# THE TASK:
Scan the lines below; pull out those with "元的钱可以换".

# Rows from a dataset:
──────────────────────────────

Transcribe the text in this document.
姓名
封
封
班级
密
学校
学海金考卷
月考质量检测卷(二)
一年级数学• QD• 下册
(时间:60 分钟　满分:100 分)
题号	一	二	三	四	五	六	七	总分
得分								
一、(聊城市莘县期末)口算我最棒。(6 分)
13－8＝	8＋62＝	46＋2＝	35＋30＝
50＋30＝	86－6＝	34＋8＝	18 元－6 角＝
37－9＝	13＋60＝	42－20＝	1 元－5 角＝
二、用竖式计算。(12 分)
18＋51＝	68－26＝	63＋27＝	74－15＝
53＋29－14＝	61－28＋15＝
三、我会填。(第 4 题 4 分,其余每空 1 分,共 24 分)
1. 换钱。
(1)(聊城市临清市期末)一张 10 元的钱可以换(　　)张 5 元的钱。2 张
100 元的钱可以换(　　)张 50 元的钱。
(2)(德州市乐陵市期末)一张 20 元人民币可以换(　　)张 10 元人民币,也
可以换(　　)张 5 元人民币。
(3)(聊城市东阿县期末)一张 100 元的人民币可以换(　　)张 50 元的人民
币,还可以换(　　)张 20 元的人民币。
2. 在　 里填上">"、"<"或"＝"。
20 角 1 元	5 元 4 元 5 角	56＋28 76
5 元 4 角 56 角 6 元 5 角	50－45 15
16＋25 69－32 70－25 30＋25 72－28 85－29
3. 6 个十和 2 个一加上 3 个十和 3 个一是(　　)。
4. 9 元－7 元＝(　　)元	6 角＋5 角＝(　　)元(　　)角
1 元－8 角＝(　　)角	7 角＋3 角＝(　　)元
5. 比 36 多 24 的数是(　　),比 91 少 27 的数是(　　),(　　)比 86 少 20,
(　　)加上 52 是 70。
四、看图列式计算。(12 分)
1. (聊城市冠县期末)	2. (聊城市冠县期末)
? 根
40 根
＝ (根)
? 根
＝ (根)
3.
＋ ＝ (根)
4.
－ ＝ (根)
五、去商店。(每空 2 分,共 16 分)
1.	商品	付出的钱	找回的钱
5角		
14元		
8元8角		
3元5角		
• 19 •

──────────────────────────────

# WRITTEN SOLUTION:
(1)(聊城市临清市期末)一张 10 元的钱可以换(　　)张 5 元的钱。2 张
100 元的钱可以换(　　)张 50 元的钱。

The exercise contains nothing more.